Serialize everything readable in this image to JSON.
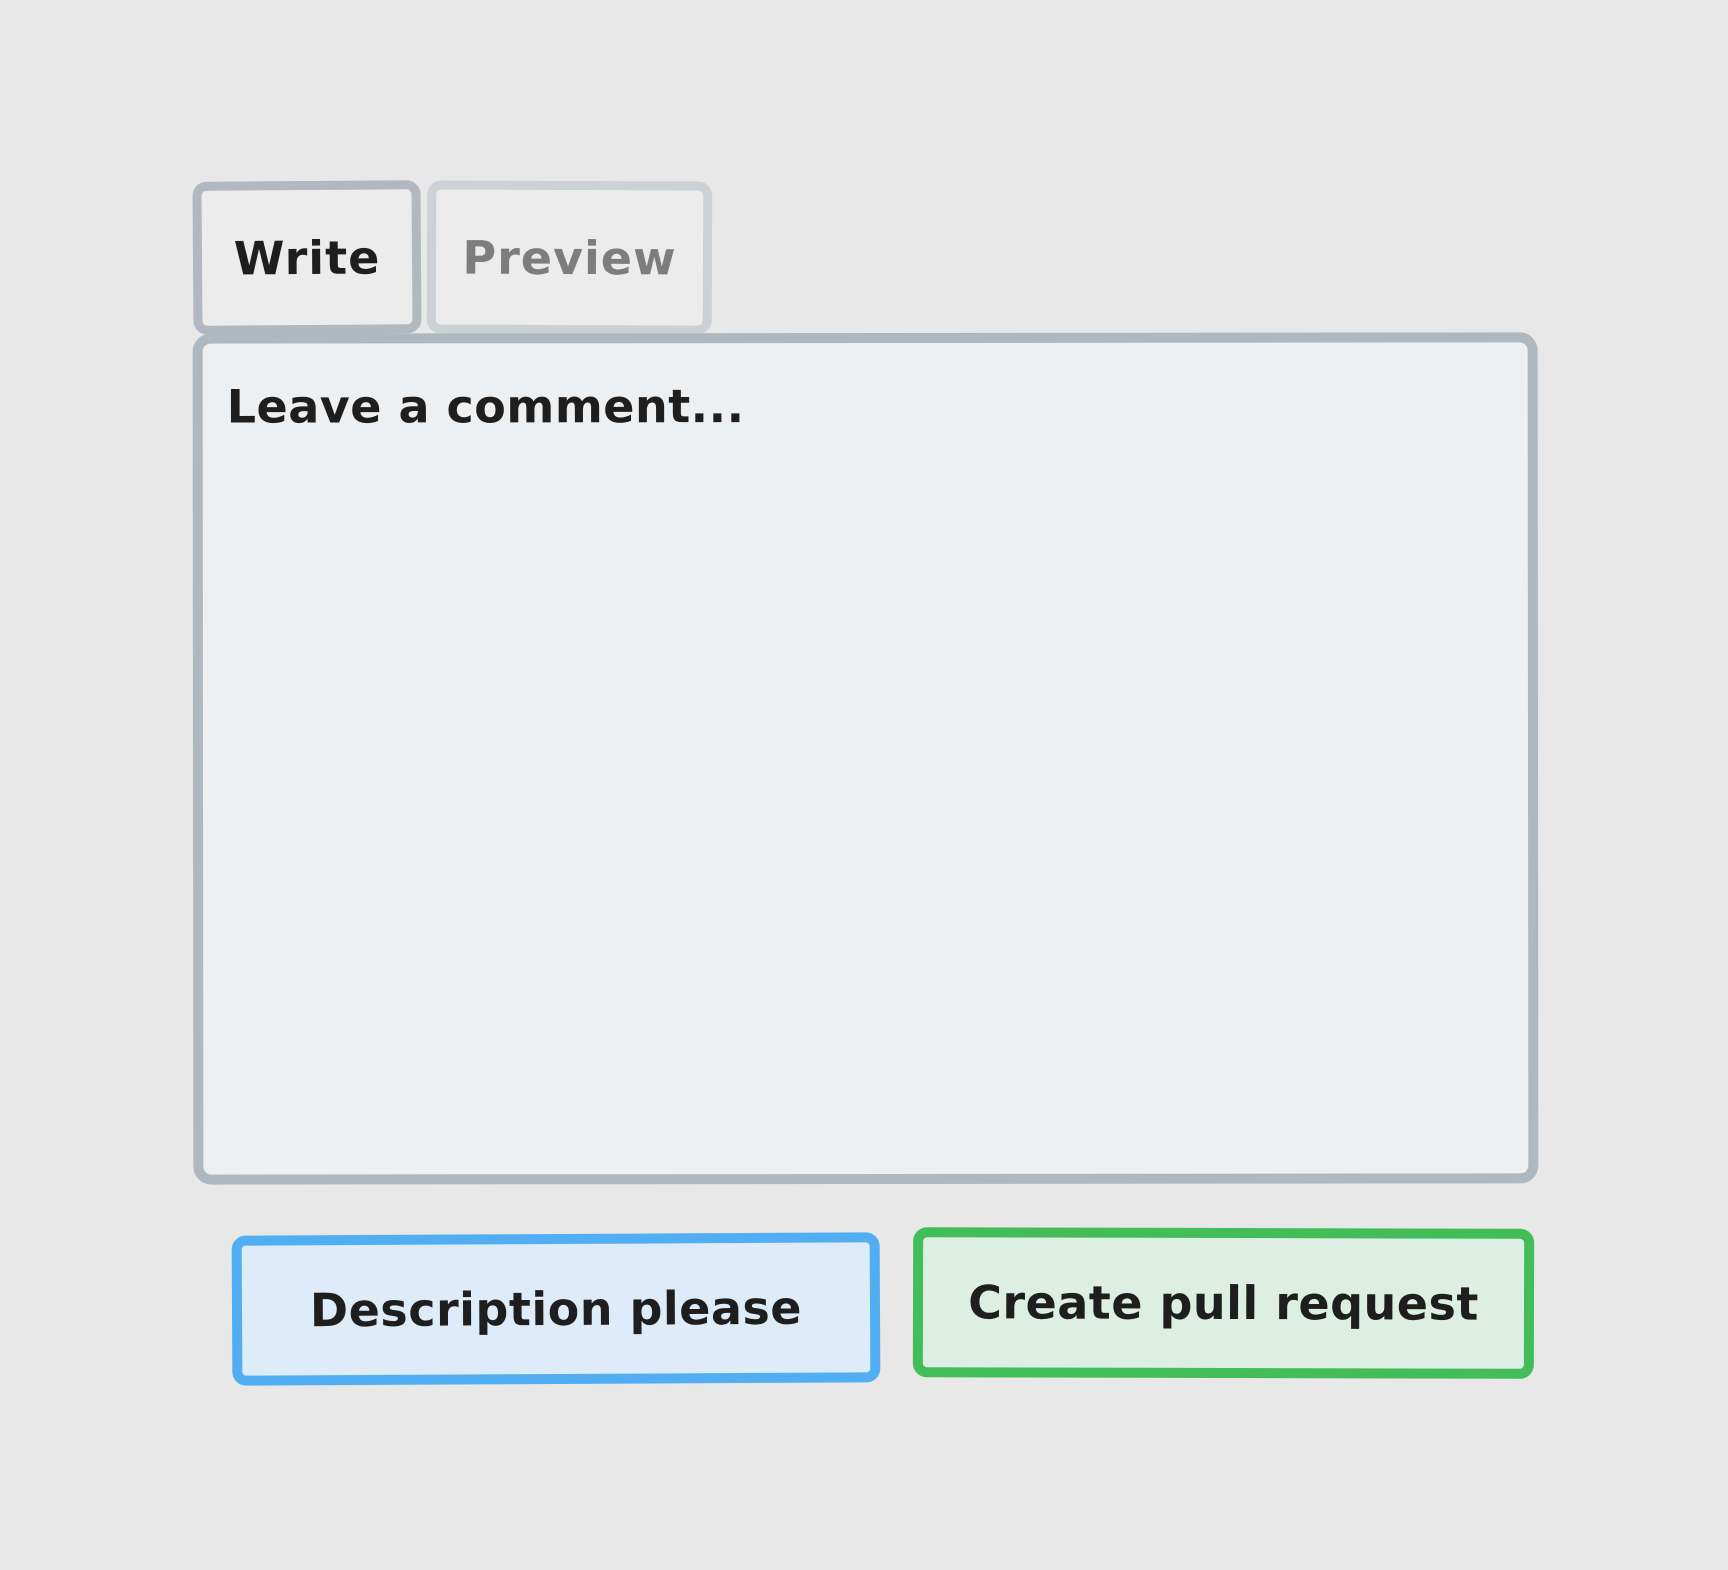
{
  "tabs": {
    "write_label": "Write",
    "preview_label": "Preview",
    "active": "Write"
  },
  "comment": {
    "placeholder": "Leave a comment..."
  },
  "actions": {
    "description_label": "Description please",
    "create_label": "Create pull request"
  },
  "colors": {
    "background": "#e8e8e8",
    "border_gray": "#b0b8bf",
    "description_border": "#52aef3",
    "description_fill": "#ddecf8",
    "create_border": "#43bd57",
    "create_fill": "#ddefe2"
  }
}
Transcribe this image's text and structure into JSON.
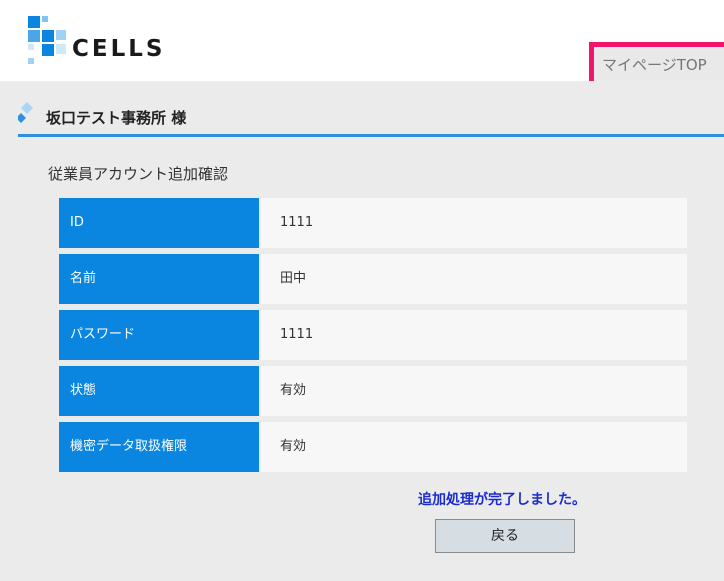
{
  "header": {
    "logo_text": "CELLS",
    "mypage_link": "マイページTOP"
  },
  "subheader": {
    "office_name": "坂口テスト事務所 様"
  },
  "main": {
    "title": "従業員アカウント追加確認",
    "rows": [
      {
        "label": "ID",
        "value": "1111"
      },
      {
        "label": "名前",
        "value": "田中"
      },
      {
        "label": "パスワード",
        "value": "1111"
      },
      {
        "label": "状態",
        "value": "有効"
      },
      {
        "label": "機密データ取扱権限",
        "value": "有効"
      }
    ],
    "completion_message": "追加処理が完了しました。",
    "back_button": "戻る"
  },
  "colors": {
    "label_bg": "#0a86e0",
    "accent_line": "#2f8fe0",
    "highlight_border": "#f2136a",
    "message_text": "#1a2bd0"
  }
}
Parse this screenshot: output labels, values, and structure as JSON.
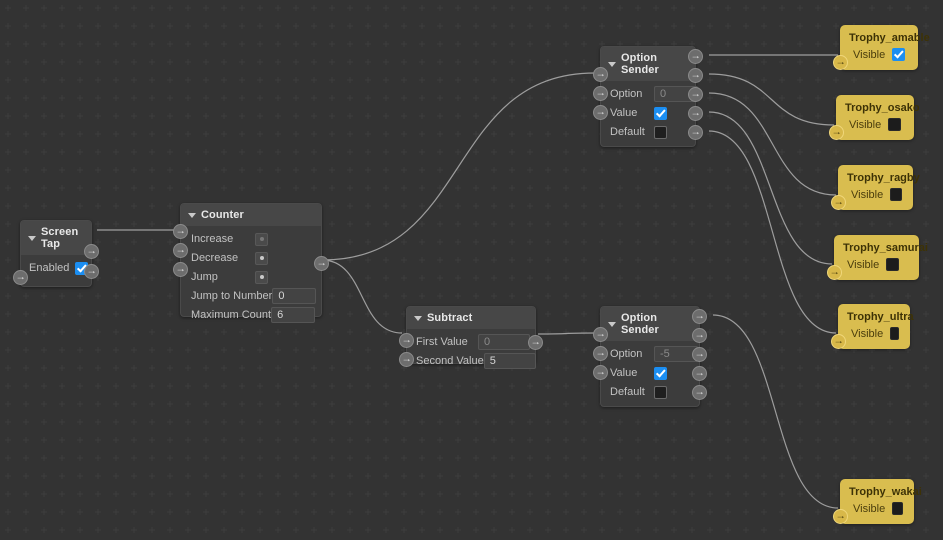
{
  "canvas": {
    "background_color": "#333333",
    "grid_color": "#3d3d3d",
    "wire_color": "#b8b8b8",
    "accent_checkbox_color": "#1b8ef2",
    "gold_node_color": "#d9bd4f"
  },
  "nodes": {
    "screen_tap": {
      "title": "Screen Tap",
      "rows": [
        {
          "label": "Enabled",
          "control": "checkbox",
          "value": true
        }
      ]
    },
    "counter": {
      "title": "Counter",
      "rows": [
        {
          "label": "Increase",
          "control": "pulse"
        },
        {
          "label": "Decrease",
          "control": "pulse"
        },
        {
          "label": "Jump",
          "control": "pulse"
        },
        {
          "label": "Jump to Number",
          "control": "text",
          "value": "0"
        },
        {
          "label": "Maximum Count",
          "control": "text",
          "value": "6"
        }
      ]
    },
    "subtract": {
      "title": "Subtract",
      "rows": [
        {
          "label": "First Value",
          "control": "text",
          "value": "0",
          "dim": true
        },
        {
          "label": "Second Value",
          "control": "text",
          "value": "5",
          "dim": false
        }
      ]
    },
    "option_sender_top": {
      "title": "Option Sender",
      "rows": [
        {
          "label": "Option",
          "control": "text",
          "value": "0",
          "dim": true
        },
        {
          "label": "Value",
          "control": "checkbox",
          "value": true
        },
        {
          "label": "Default",
          "control": "checkbox",
          "value": false
        }
      ],
      "output_count": 5
    },
    "option_sender_bottom": {
      "title": "Option Sender",
      "rows": [
        {
          "label": "Option",
          "control": "text",
          "value": "-5",
          "dim": true
        },
        {
          "label": "Value",
          "control": "checkbox",
          "value": true
        },
        {
          "label": "Default",
          "control": "checkbox",
          "value": false
        }
      ],
      "output_count": 5
    }
  },
  "trophies": [
    {
      "title": "Trophy_amable",
      "row_label": "Visible",
      "visible": true
    },
    {
      "title": "Trophy_osako",
      "row_label": "Visible",
      "visible": false
    },
    {
      "title": "Trophy_ragby",
      "row_label": "Visible",
      "visible": false
    },
    {
      "title": "Trophy_samurai",
      "row_label": "Visible",
      "visible": false
    },
    {
      "title": "Trophy_ultra",
      "row_label": "Visible",
      "visible": false
    },
    {
      "title": "Trophy_wakai",
      "row_label": "Visible",
      "visible": false
    }
  ],
  "icons": {
    "port_arrow": "→",
    "collapse_caret": "caret-down-icon"
  }
}
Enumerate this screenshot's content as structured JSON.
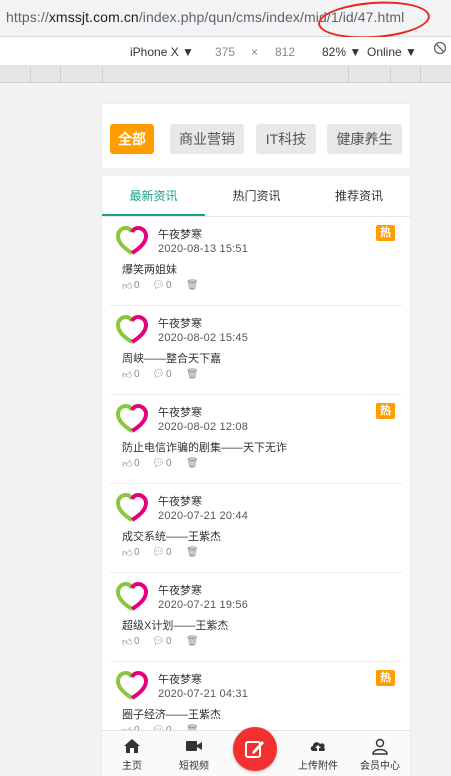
{
  "browser": {
    "url_scheme": "https://",
    "url_domain": "xmssjt.com.cn",
    "url_path": "/index.php/qun/cms/index/mid/1/id/47.html"
  },
  "devtools": {
    "device": "iPhone X ▼",
    "width": "375",
    "times": "×",
    "height": "812",
    "zoom": "82% ▼",
    "network": "Online ▼"
  },
  "categories": [
    {
      "label": "全部",
      "active": true
    },
    {
      "label": "商业营销",
      "active": false
    },
    {
      "label": "IT科技",
      "active": false
    },
    {
      "label": "健康养生",
      "active": false
    }
  ],
  "tabs": [
    {
      "label": "最新资讯",
      "active": true
    },
    {
      "label": "热门资讯",
      "active": false
    },
    {
      "label": "推荐资讯",
      "active": false
    }
  ],
  "articles": [
    {
      "author": "午夜梦寒",
      "time": "2020-08-13 15:51",
      "title": "爆笑两姐妹",
      "likes": "0",
      "comments": "0",
      "hot": true
    },
    {
      "author": "午夜梦寒",
      "time": "2020-08-02 15:45",
      "title": "周峡——整合天下嘉",
      "likes": "0",
      "comments": "0",
      "hot": false
    },
    {
      "author": "午夜梦寒",
      "time": "2020-08-02 12:08",
      "title": "防止电信诈骗的剧集——天下无诈",
      "likes": "0",
      "comments": "0",
      "hot": true
    },
    {
      "author": "午夜梦寒",
      "time": "2020-07-21 20:44",
      "title": "成交系统——王紫杰",
      "likes": "0",
      "comments": "0",
      "hot": false
    },
    {
      "author": "午夜梦寒",
      "time": "2020-07-21 19:56",
      "title": "超级X计划——王紫杰",
      "likes": "0",
      "comments": "0",
      "hot": false
    },
    {
      "author": "午夜梦寒",
      "time": "2020-07-21 04:31",
      "title": "圈子经济——王紫杰",
      "likes": "0",
      "comments": "0",
      "hot": true
    }
  ],
  "hot_label": "热",
  "nav": {
    "home": "主页",
    "video": "短视频",
    "upload": "上传附件",
    "member": "会员中心"
  },
  "colors": {
    "accent": "#ff9c00",
    "tab_active": "#1aa187",
    "post_button": "#f23030",
    "annotation_circle": "#e8261d"
  }
}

===

● **TASK BRIEF**: Transcribe the entries above verbatim, omitting their pictures.

● **WRITTEN RESPONSE**:
Serialize everything readable in this image to JSON.
{
  "tabs": {
    "write_label": "Write",
    "preview_label": "Preview",
    "active": "Write"
  },
  "comment": {
    "placeholder": "Leave a comment..."
  },
  "actions": {
    "description_label": "Description please",
    "create_label": "Create pull request"
  },
  "colors": {
    "background": "#e8e8e8",
    "border_gray": "#b0b8bf",
    "description_border": "#52aef3",
    "description_fill": "#ddecf8",
    "create_border": "#43bd57",
    "create_fill": "#ddefe2"
  }
}
Transcribe this image's text and structure into JSON.
{
  "header": {
    "logo_text": "CELLS",
    "mypage_link": "マイページTOP"
  },
  "subheader": {
    "office_name": "坂口テスト事務所 様"
  },
  "main": {
    "title": "従業員アカウント追加確認",
    "rows": [
      {
        "label": "ID",
        "value": "1111"
      },
      {
        "label": "名前",
        "value": "田中"
      },
      {
        "label": "パスワード",
        "value": "1111"
      },
      {
        "label": "状態",
        "value": "有効"
      },
      {
        "label": "機密データ取扱権限",
        "value": "有効"
      }
    ],
    "completion_message": "追加処理が完了しました。",
    "back_button": "戻る"
  },
  "colors": {
    "label_bg": "#0a86e0",
    "accent_line": "#2f8fe0",
    "highlight_border": "#f2136a",
    "message_text": "#1a2bd0"
  }
}
Parse this screenshot: output labels, values, and structure as JSON.
{
  "canvas": {
    "background_color": "#333333",
    "grid_color": "#3d3d3d",
    "wire_color": "#b8b8b8",
    "accent_checkbox_color": "#1b8ef2",
    "gold_node_color": "#d9bd4f"
  },
  "nodes": {
    "screen_tap": {
      "title": "Screen Tap",
      "rows": [
        {
          "label": "Enabled",
          "control": "checkbox",
          "value": true
        }
      ]
    },
    "counter": {
      "title": "Counter",
      "rows": [
        {
          "label": "Increase",
          "control": "pulse"
        },
        {
          "label": "Decrease",
          "control": "pulse"
        },
        {
          "label": "Jump",
          "control": "pulse"
        },
        {
          "label": "Jump to Number",
          "control": "text",
          "value": "0"
        },
        {
          "label": "Maximum Count",
          "control": "text",
          "value": "6"
        }
      ]
    },
    "subtract": {
      "title": "Subtract",
      "rows": [
        {
          "label": "First Value",
          "control": "text",
          "value": "0",
          "dim": true
        },
        {
          "label": "Second Value",
          "control": "text",
          "value": "5",
          "dim": false
        }
      ]
    },
    "option_sender_top": {
      "title": "Option Sender",
      "rows": [
        {
          "label": "Option",
          "control": "text",
          "value": "0",
          "dim": true
        },
        {
          "label": "Value",
          "control": "checkbox",
          "value": true
        },
        {
          "label": "Default",
          "control": "checkbox",
          "value": false
        }
      ],
      "output_count": 5
    },
    "option_sender_bottom": {
      "title": "Option Sender",
      "rows": [
        {
          "label": "Option",
          "control": "text",
          "value": "-5",
          "dim": true
        },
        {
          "label": "Value",
          "control": "checkbox",
          "value": true
        },
        {
          "label": "Default",
          "control": "checkbox",
          "value": false
        }
      ],
      "output_count": 5
    }
  },
  "trophies": [
    {
      "title": "Trophy_amable",
      "row_label": "Visible",
      "visible": true
    },
    {
      "title": "Trophy_osako",
      "row_label": "Visible",
      "visible": false
    },
    {
      "title": "Trophy_ragby",
      "row_label": "Visible",
      "visible": false
    },
    {
      "title": "Trophy_samurai",
      "row_label": "Visible",
      "visible": false
    },
    {
      "title": "Trophy_ultra",
      "row_label": "Visible",
      "visible": false
    },
    {
      "title": "Trophy_wakai",
      "row_label": "Visible",
      "visible": false
    }
  ],
  "icons": {
    "port_arrow": "→",
    "collapse_caret": "caret-down-icon"
  }
}
Enumerate this screenshot's content as structured JSON.
{
  "browser": {
    "url_scheme": "https://",
    "url_domain": "xmssjt.com.cn",
    "url_path": "/index.php/qun/cms/index/mid/1/id/47.html"
  },
  "devtools": {
    "device": "iPhone X ▼",
    "width": "375",
    "times": "×",
    "height": "812",
    "zoom": "82% ▼",
    "network": "Online ▼"
  },
  "categories": [
    {
      "label": "全部",
      "active": true
    },
    {
      "label": "商业营销",
      "active": false
    },
    {
      "label": "IT科技",
      "active": false
    },
    {
      "label": "健康养生",
      "active": false
    }
  ],
  "tabs": [
    {
      "label": "最新资讯",
      "active": true
    },
    {
      "label": "热门资讯",
      "active": false
    },
    {
      "label": "推荐资讯",
      "active": false
    }
  ],
  "articles": [
    {
      "author": "午夜梦寒",
      "time": "2020-08-13 15:51",
      "title": "爆笑两姐妹",
      "likes": "0",
      "comments": "0",
      "hot": true
    },
    {
      "author": "午夜梦寒",
      "time": "2020-08-02 15:45",
      "title": "周峡——整合天下嘉",
      "likes": "0",
      "comments": "0",
      "hot": false
    },
    {
      "author": "午夜梦寒",
      "time": "2020-08-02 12:08",
      "title": "防止电信诈骗的剧集——天下无诈",
      "likes": "0",
      "comments": "0",
      "hot": true
    },
    {
      "author": "午夜梦寒",
      "time": "2020-07-21 20:44",
      "title": "成交系统——王紫杰",
      "likes": "0",
      "comments": "0",
      "hot": false
    },
    {
      "author": "午夜梦寒",
      "time": "2020-07-21 19:56",
      "title": "超级X计划——王紫杰",
      "likes": "0",
      "comments": "0",
      "hot": false
    },
    {
      "author": "午夜梦寒",
      "time": "2020-07-21 04:31",
      "title": "圈子经济——王紫杰",
      "likes": "0",
      "comments": "0",
      "hot": true
    }
  ],
  "hot_label": "热",
  "nav": {
    "home": "主页",
    "video": "短视频",
    "upload": "上传附件",
    "member": "会员中心"
  },
  "colors": {
    "accent": "#ff9c00",
    "tab_active": "#1aa187",
    "post_button": "#f23030",
    "annotation_circle": "#e8261d"
  }
}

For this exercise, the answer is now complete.